THE PROBLEM: Reproduce the Luhansk passage below from "It is important" up to and including "by archetypal identities.", replacing "Kadiivka" with "Kadiyivka".

From September 2014, when the first Minsk Protocol was signed in the wake of MH17, until the full-scale invasion of February 2022, Russian outlets in Russia-occupied Luhansk used one sentence in variation every single working day. In my corpus of over 10,000 documents, the formula appears 511 times, to be precise. It is the most repeated formula I have ever catalogued, and the formula is this: “Kyiv forces violate the ceasefire.”
Why is this relevant to today? Or, on the other hand, why is talking about fake ceasefires in Iran relevant here? Because it is the same trick. These are the same linguistic tricks. It is the same strategy. In some cases it is the same people — Paul Manafort, for instance — providing the content, the strategy, for Donald, for America.
“Kyiv forces violate the ceasefire.” Five words. Let me take them apart one at a time, because each word is doing Disinfolklore work. Kyiv — not Ukraine, not the Ukrainian armed forces, not the Ukrainian state. Reducing Ukraine to its capital city performs a geographic demotion. It archetypes the real state as a single belligerent municipality, the way a medieval chronicle might speak of Prague or Novgorod.
The purpose is not to report the war. The purpose is to install in the occupied population a stable emotional identity: we are the ones attacked, they are the ones who attack. Once that identity is stable, any Ukrainian counter-offensive is self-evidently criminal. Any Russian expansion is self-evidently defensive. Russia’s February 2022 invasion of the rest of Ukraine was not a new story to the people of occupied Luhansk. It was the eighth year of the same sentence.
The counter is a different sentence: “Russian forces in occupied Luhansk shelled Ukrainian positions today, as they have done almost every day since 2014.” The agent is named, the violation is stated, the duration is marked. The listener’s mind is offered a different grammar and begins to build a different story.
The Invented Cossack: Kazachi Vestnik and the Factory Masquerade
The next is the invented Cossack: Kazachi Vestnik and the factory masquerade. In November 2015, I picked up a four-rouble newspaper from a kiosk. They were using roubles there — they changed between November and December 2015 from hryvnia back to Russian roubles in occupied territory while I was there. I picked it up from a kiosk in Stakhanov, which it was called. It was Kazachi Vestnik.
It is important to note that Stakhanov itself was a rebranding, a re-archetyping. Most of us may not know very much about Russia, but we will remember this mythological Stakhanov guy who did a lot of work in one day. Kadiivka was the Ukrainian city, and that was rebranded, re-archetyped as Stakhanov. The archetypal identity there is to make it very familiar to people, to remind them, to re-encode their minds, and to provoke in their minds this memory of the past, of the Soviet past. It is the attachment of a new name to an existing place, to a modern European city, and then to identify with that the past and the present of the terror. That is what I mean by archetypal identities.
It was called Kazachi Vestnik, the Cossack Herald, edition 5,500 copies weekly, published since November 2014. Russia started their occupation in February 2014, according to the European Court of Human Rights, and of Luhansk in April 2014. In November 2014, it established this newspaper. That was three months before I arrived there and encountered this ever-intensifying information space, which looks very familiar now when you look at the American information space.

DATASET ROWS:
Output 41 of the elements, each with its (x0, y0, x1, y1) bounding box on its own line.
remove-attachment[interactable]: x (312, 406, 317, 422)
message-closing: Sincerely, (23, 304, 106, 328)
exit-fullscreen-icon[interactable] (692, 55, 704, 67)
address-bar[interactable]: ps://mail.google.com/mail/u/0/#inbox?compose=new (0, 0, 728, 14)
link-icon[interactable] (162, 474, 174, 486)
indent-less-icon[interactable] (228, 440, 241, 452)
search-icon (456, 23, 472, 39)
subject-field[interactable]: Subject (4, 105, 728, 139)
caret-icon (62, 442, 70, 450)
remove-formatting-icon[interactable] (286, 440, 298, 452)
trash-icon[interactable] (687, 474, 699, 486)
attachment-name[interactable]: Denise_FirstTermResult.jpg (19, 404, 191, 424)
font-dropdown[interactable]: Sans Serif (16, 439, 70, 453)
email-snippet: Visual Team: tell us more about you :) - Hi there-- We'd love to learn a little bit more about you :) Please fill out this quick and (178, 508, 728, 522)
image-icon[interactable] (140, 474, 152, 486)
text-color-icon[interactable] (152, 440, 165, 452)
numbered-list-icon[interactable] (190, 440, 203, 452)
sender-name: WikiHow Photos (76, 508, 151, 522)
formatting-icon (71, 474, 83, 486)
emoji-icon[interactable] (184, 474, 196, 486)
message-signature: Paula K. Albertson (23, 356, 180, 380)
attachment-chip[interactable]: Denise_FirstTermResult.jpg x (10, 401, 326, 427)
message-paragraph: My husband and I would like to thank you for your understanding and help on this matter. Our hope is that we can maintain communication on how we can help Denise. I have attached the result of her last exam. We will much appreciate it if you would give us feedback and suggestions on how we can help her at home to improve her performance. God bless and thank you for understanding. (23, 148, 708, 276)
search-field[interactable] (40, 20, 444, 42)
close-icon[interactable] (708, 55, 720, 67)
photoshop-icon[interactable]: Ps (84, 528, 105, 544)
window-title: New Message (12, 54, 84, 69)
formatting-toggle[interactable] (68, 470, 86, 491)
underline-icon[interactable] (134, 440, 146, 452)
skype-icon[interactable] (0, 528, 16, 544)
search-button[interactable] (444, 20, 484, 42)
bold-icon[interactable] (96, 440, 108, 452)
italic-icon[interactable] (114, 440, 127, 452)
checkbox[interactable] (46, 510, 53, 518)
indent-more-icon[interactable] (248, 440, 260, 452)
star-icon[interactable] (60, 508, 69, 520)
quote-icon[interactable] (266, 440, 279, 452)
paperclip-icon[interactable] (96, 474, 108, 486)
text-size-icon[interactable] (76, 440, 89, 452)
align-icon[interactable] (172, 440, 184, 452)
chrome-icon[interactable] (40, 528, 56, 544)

REPLY:
It is important to note that Stakhanov itself was a rebranding, a re-archetyping. Most of us may not know very much about Russia, but we will remember this mythological Stakhanov guy who did a lot of work in one day. Kadiyivka was the Ukrainian city, and that was rebranded, re-archetyped as Stakhanov. The archetypal identity there is to make it very familiar to people, to remind them, to re-encode their minds, and to provoke in their minds this memory of the past, of the Soviet past. It is the attachment of a new name to an existing place, to a modern European city, and then to identify with that the past and the present of the terror. That is what I mean by archetypal identities.